- Фрагмент документа:
━━━━━━━━━━━━━━━━━━━━━━━━━━━━━━
Человеком, надолго прервавшим развитие российского парламентаризма, был 22-летний матрос-анархист Анатолий Железняков. Уже через год он погиб в бою с белыми на Украине, войдя в пантеон советских героев как "матрос-партизан Железняк".
Смех Ленина
5 января 1918 года в Таврическом дворце открылось Учредительное собрание, призванное определить дальнейшую судьбу России. Большевики, недавно захватившие власть в столице, получили на выборах депутатов собрания меньше трети голосов - большинство досталось эсерам и меньшевикам. После этого судьба "Учредилки" была решена: накануне открытия Ленин приказал председателю Центробалта Павлу Дыбенко вызвать из Кронштадта моряков для ее разгона.
Пока командир матросского отряда Николай Ховрин разгонял на питерских улицах демонстрацию в защиту собрания, его заместитель Железняков расставил перед дворцом пулеметы, а внутри - вооруженные посты. Матросы заняли и места для публики в зале заседаний, где заглушали ораторов свистом и криком, а иногда даже целились из винтовок в президиум. Несмотря на это, собрание во главе с опытным оратором Виктором Черновым отказалось принять предложенные большевиками документы. В том числе "Декларацию прав трудящегося и эксплуатируемого народа", фактически утверждавшую диктатуру ленинской партии.
Обидевшись, большевики и их союзники, левые эсеры, покинули заседание. Наступила ночь, многие разошлись по домам, а в зале депутаты продолжали спорить и принимать решения - о провозглашении Российской федеративной демократической республики, о земле, о мире. В конце концов Дыбенко вызвал Железнякова и велел ему любым способом прекратить "эту говорильню". Убедившись, что все его люди на месте и готовы действовать, бравый моряк в 4.20 утра вошел в зал, поднялся на трибуну и заявил: "Я прошу прекратить заседание, поскольку караул устал!"
━━━━━━━━━━━━━━━━━━━━━━━━━━━━━━
- Письменное задание 1: Во сколько Железняков вошел в зал заседаний Учредительного собрания, если верить фрагменту документа?
- Письменное задание 2: Объясните по фрагменту документа, почему судьба Учредительного собрания была решена еще до его открытия.

- Исходные данные:
━━━━━━━━━━━━━━━━━━━━━━━━━━━━━━
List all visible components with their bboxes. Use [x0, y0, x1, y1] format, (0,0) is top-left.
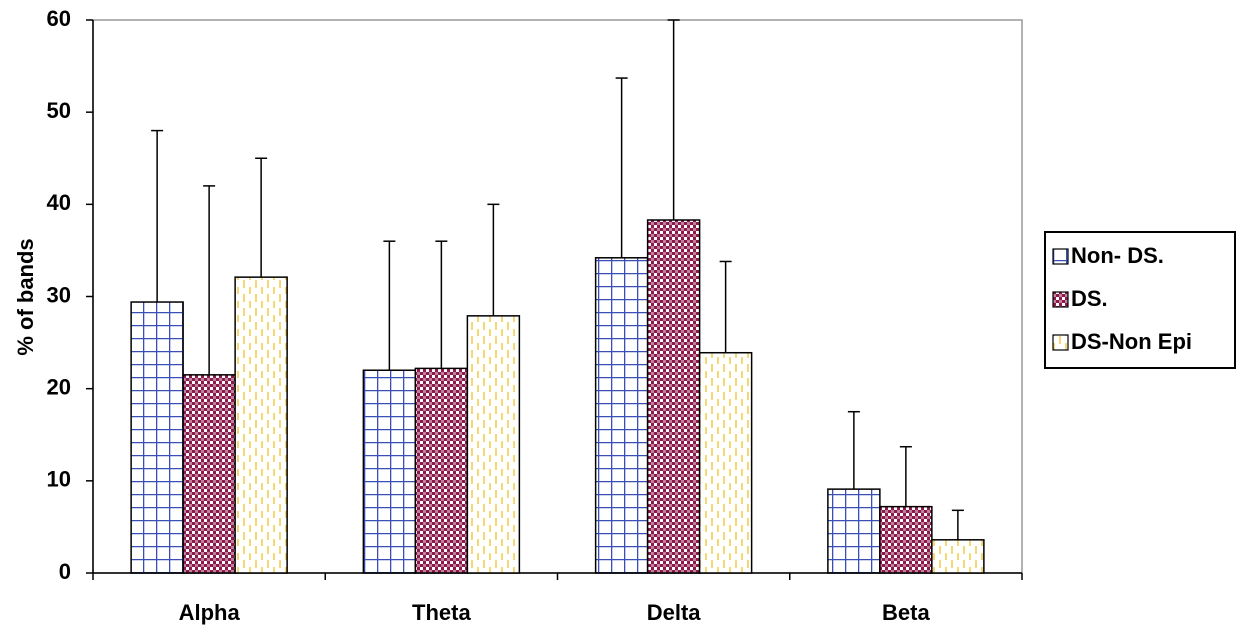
━━━━━━━━━━━━━━━━━━━━━━━━━━━━━━
- Ответ 1: В 4.20 утра.

- Ответ 2: На выборах депутатов собрания большевики получили меньше трети голосов, а большинство досталось эсерам и меньшевикам. Поэтому накануне открытия Ленин приказал Павлу Дыбенко вызвать из Кронштадта моряков для разгона собрания.